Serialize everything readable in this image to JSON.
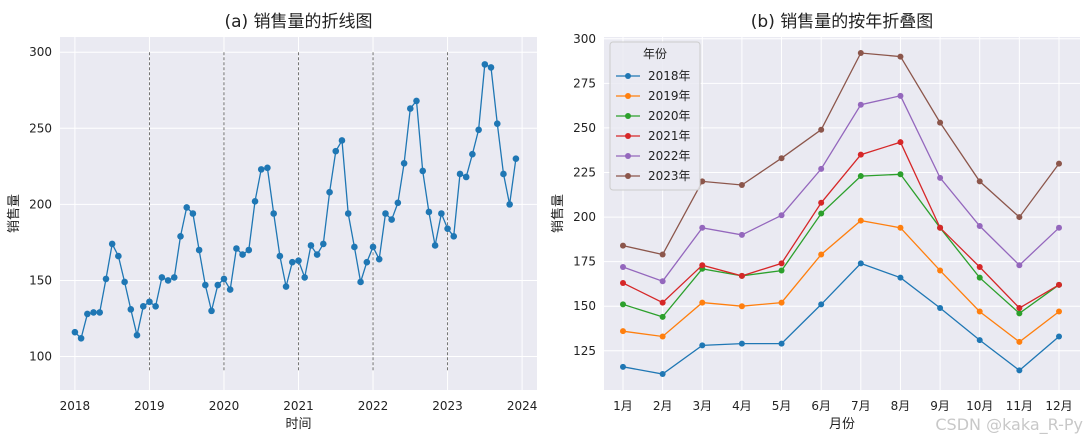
{
  "chart_data": [
    {
      "type": "line",
      "title": "(a) 销售量的折线图",
      "xlabel": "时间",
      "ylabel": "销售量",
      "xlim": [
        2017.8,
        2024.2
      ],
      "ylim": [
        78,
        310
      ],
      "xticks": [
        2018,
        2019,
        2020,
        2021,
        2022,
        2023,
        2024
      ],
      "xtick_labels": [
        "2018",
        "2019",
        "2020",
        "2021",
        "2022",
        "2023",
        "2024"
      ],
      "yticks": [
        100,
        150,
        200,
        250,
        300
      ],
      "ytick_labels": [
        "100",
        "150",
        "200",
        "250",
        "300"
      ],
      "vlines": [
        2019,
        2020,
        2021,
        2022,
        2023
      ],
      "grid": true,
      "color": "#1f77b4",
      "series": [
        {
          "x": [
            2018.0,
            2018.083,
            2018.167,
            2018.25,
            2018.333,
            2018.417,
            2018.5,
            2018.583,
            2018.667,
            2018.75,
            2018.833,
            2018.917,
            2019.0,
            2019.083,
            2019.167,
            2019.25,
            2019.333,
            2019.417,
            2019.5,
            2019.583,
            2019.667,
            2019.75,
            2019.833,
            2019.917,
            2020.0,
            2020.083,
            2020.167,
            2020.25,
            2020.333,
            2020.417,
            2020.5,
            2020.583,
            2020.667,
            2020.75,
            2020.833,
            2020.917,
            2021.0,
            2021.083,
            2021.167,
            2021.25,
            2021.333,
            2021.417,
            2021.5,
            2021.583,
            2021.667,
            2021.75,
            2021.833,
            2021.917,
            2022.0,
            2022.083,
            2022.167,
            2022.25,
            2022.333,
            2022.417,
            2022.5,
            2022.583,
            2022.667,
            2022.75,
            2022.833,
            2022.917,
            2023.0,
            2023.083,
            2023.167,
            2023.25,
            2023.333,
            2023.417,
            2023.5,
            2023.583,
            2023.667,
            2023.75,
            2023.833,
            2023.917
          ],
          "y": [
            116,
            112,
            128,
            129,
            129,
            151,
            174,
            166,
            149,
            131,
            114,
            133,
            136,
            133,
            152,
            150,
            152,
            179,
            198,
            194,
            170,
            147,
            130,
            147,
            151,
            144,
            171,
            167,
            170,
            202,
            223,
            224,
            194,
            166,
            146,
            162,
            163,
            152,
            173,
            167,
            174,
            208,
            235,
            242,
            194,
            172,
            149,
            162,
            172,
            164,
            194,
            190,
            201,
            227,
            263,
            268,
            222,
            195,
            173,
            194,
            184,
            179,
            220,
            218,
            233,
            249,
            292,
            290,
            253,
            220,
            200,
            230
          ]
        }
      ]
    },
    {
      "type": "line",
      "title": "(b) 销售量的按年折叠图",
      "xlabel": "月份",
      "ylabel": "销售量",
      "categories": [
        "1月",
        "2月",
        "3月",
        "4月",
        "5月",
        "6月",
        "7月",
        "8月",
        "9月",
        "10月",
        "11月",
        "12月"
      ],
      "ylim": [
        103,
        301
      ],
      "yticks": [
        125,
        150,
        175,
        200,
        225,
        250,
        275,
        300
      ],
      "ytick_labels": [
        "125",
        "150",
        "175",
        "200",
        "225",
        "250",
        "275",
        "300"
      ],
      "grid": true,
      "legend_title": "年份",
      "legend_position": "top-left",
      "series": [
        {
          "name": "2018年",
          "color": "#1f77b4",
          "values": [
            116,
            112,
            128,
            129,
            129,
            151,
            174,
            166,
            149,
            131,
            114,
            133
          ]
        },
        {
          "name": "2019年",
          "color": "#ff7f0e",
          "values": [
            136,
            133,
            152,
            150,
            152,
            179,
            198,
            194,
            170,
            147,
            130,
            147
          ]
        },
        {
          "name": "2020年",
          "color": "#2ca02c",
          "values": [
            151,
            144,
            171,
            167,
            170,
            202,
            223,
            224,
            194,
            166,
            146,
            162
          ]
        },
        {
          "name": "2021年",
          "color": "#d62728",
          "values": [
            163,
            152,
            173,
            167,
            174,
            208,
            235,
            242,
            194,
            172,
            149,
            162
          ]
        },
        {
          "name": "2022年",
          "color": "#9467bd",
          "values": [
            172,
            164,
            194,
            190,
            201,
            227,
            263,
            268,
            222,
            195,
            173,
            194
          ]
        },
        {
          "name": "2023年",
          "color": "#8c564b",
          "values": [
            184,
            179,
            220,
            218,
            233,
            249,
            292,
            290,
            253,
            220,
            200,
            230
          ]
        }
      ]
    }
  ],
  "watermark": "CSDN @kaka_R-Py"
}
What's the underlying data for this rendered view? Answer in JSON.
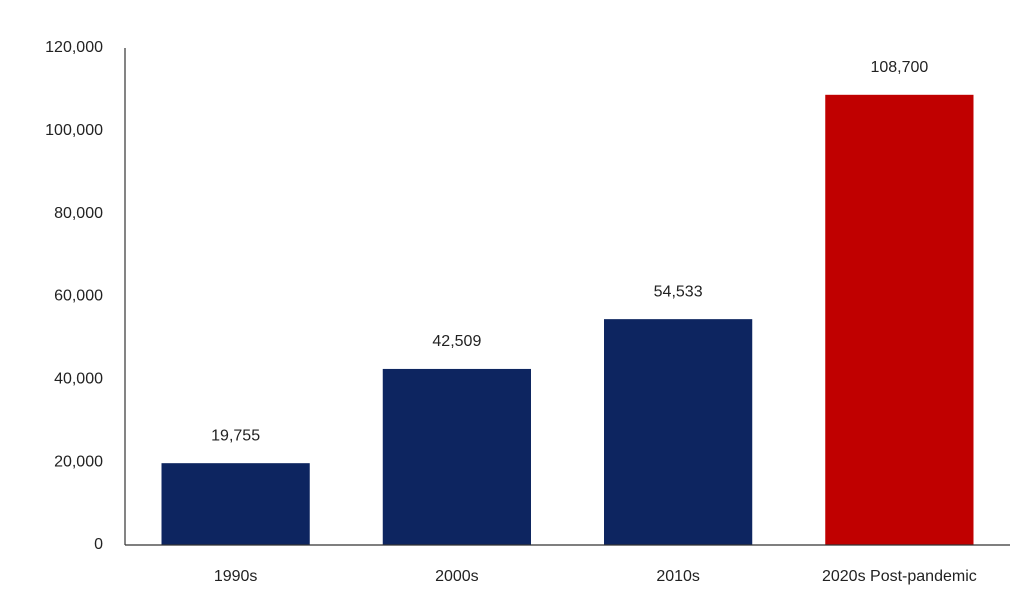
{
  "chart_data": {
    "type": "bar",
    "categories": [
      "1990s",
      "2000s",
      "2010s",
      "2020s Post-pandemic"
    ],
    "values": [
      19755,
      42509,
      54533,
      108700
    ],
    "value_labels": [
      "19,755",
      "42,509",
      "54,533",
      "108,700"
    ],
    "colors": [
      "#0d2560",
      "#0d2560",
      "#0d2560",
      "#c00000"
    ],
    "ylim": [
      0,
      120000
    ],
    "yticks": [
      0,
      {
        "value": 20000,
        "label": "20,000"
      },
      {
        "value": 40000,
        "label": "40,000"
      },
      {
        "value": 60000,
        "label": "60,000"
      },
      {
        "value": 80000,
        "label": "80,000"
      },
      {
        "value": 100000,
        "label": "100,000"
      },
      {
        "value": 120000,
        "label": "120,000"
      }
    ],
    "grid": false
  }
}
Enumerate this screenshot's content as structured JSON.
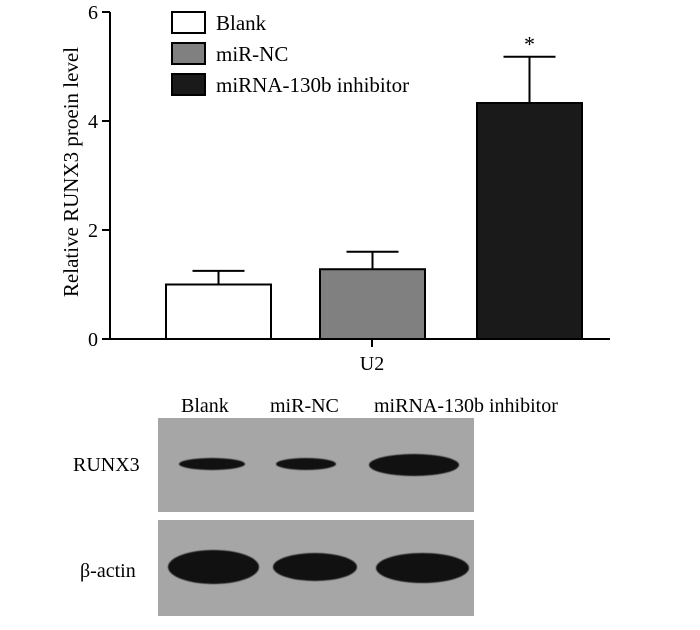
{
  "chart_data": {
    "type": "bar",
    "title": "",
    "xlabel": "",
    "ylabel": "Relative RUNX3 proein level",
    "categories": [
      "U2"
    ],
    "ylim": [
      0,
      6
    ],
    "yticks": [
      "0",
      "2",
      "4",
      "6"
    ],
    "grid": false,
    "legend_position": "top-left",
    "series": [
      {
        "name": "Blank",
        "values": [
          1.0
        ],
        "error": [
          0.25
        ],
        "color": "#ffffff"
      },
      {
        "name": "miR-NC",
        "values": [
          1.28
        ],
        "error": [
          0.32
        ],
        "color": "#808080"
      },
      {
        "name": "miRNA-130b inhibitor",
        "values": [
          4.33
        ],
        "error": [
          0.85
        ],
        "color": "#1a1a1a"
      }
    ],
    "annotations": [
      {
        "series": "miRNA-130b inhibitor",
        "text": "*"
      }
    ]
  },
  "blot": {
    "lane_labels": [
      "Blank",
      "miR-NC",
      "miRNA-130b inhibitor"
    ],
    "rows": [
      {
        "label": "RUNX3",
        "band_intensity": [
          0.45,
          0.45,
          1.0
        ]
      },
      {
        "label": "β-actin",
        "band_intensity": [
          1.0,
          0.9,
          0.95
        ]
      }
    ],
    "background_color": "#a6a6a6",
    "band_color": "#111111"
  }
}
____________
Short problem: Find all the lines containing "grid" in the material, then copy them.

Result for this exercise:
      "grid": true,
      "grid": true,
    "grid": false
    "grid": false,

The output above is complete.